┌──

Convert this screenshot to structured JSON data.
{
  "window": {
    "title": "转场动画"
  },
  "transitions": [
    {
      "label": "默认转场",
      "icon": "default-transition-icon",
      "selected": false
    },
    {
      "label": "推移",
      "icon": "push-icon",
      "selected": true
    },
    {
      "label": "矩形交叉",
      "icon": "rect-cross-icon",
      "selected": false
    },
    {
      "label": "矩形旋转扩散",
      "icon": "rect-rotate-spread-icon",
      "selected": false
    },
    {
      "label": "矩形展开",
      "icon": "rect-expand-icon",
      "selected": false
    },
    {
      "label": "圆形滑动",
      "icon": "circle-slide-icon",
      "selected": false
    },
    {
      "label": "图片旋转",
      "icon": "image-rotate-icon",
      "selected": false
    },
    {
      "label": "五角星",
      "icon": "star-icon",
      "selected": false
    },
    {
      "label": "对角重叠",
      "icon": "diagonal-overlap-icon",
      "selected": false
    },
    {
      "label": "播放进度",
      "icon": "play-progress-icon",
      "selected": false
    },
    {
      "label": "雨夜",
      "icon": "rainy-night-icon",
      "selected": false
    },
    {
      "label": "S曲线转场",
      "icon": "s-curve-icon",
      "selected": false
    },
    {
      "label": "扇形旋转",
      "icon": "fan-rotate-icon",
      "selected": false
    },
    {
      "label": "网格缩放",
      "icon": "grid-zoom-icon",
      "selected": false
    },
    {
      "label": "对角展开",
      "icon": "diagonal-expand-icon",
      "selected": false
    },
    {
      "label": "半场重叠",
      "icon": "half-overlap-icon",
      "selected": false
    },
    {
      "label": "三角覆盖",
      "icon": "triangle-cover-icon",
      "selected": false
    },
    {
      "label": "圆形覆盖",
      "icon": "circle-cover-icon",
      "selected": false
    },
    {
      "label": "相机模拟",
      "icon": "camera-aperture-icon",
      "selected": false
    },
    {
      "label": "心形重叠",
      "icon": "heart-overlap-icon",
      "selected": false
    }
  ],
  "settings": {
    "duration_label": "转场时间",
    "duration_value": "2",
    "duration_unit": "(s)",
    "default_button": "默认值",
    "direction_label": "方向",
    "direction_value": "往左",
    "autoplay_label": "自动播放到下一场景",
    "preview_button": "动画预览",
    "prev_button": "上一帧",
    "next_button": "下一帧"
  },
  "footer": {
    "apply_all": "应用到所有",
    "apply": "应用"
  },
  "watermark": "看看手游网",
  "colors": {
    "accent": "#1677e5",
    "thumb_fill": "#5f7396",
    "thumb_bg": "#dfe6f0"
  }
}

└──

- [Short exercise] Lines containing the string "circle" are to be selected and copied.

- [Response to this exercise]
      "icon": "circle-slide-icon",
      "icon": "circle-cover-icon",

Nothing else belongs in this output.